## Description of the task
Print out every line, exactly as written.

## Records for this exercise
※

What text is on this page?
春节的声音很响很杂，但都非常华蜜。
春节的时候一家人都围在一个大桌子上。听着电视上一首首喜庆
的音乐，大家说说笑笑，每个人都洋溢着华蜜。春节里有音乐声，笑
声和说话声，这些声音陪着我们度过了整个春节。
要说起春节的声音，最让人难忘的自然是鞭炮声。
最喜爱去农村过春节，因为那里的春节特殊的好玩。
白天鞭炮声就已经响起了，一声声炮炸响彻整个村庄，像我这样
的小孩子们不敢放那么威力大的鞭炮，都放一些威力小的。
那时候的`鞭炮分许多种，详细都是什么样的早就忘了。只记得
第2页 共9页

※

## Result of this task
What text is on this page?
春节的声音很响很杂，但都非常华蜜。
春节的时候一家人都围在一个大桌子上。听着电视上一首首喜庆
的音乐，大家说说笑笑，每个人都洋溢着华蜜。春节里有音乐声，笑
声和说话声，这些声音陪着我们度过了整个春节。
要说起春节的声音，最让人难忘的自然是鞭炮声。
最喜爱去农村过春节，因为那里的春节特殊的好玩。
白天鞭炮声就已经响起了，一声声炮炸响彻整个村庄，像我这样
的小孩子们不敢放那么威力大的鞭炮，都放一些威力小的。
那时候的`鞭炮分许多种，详细都是什么样的早就忘了。只记得
第2页 共9页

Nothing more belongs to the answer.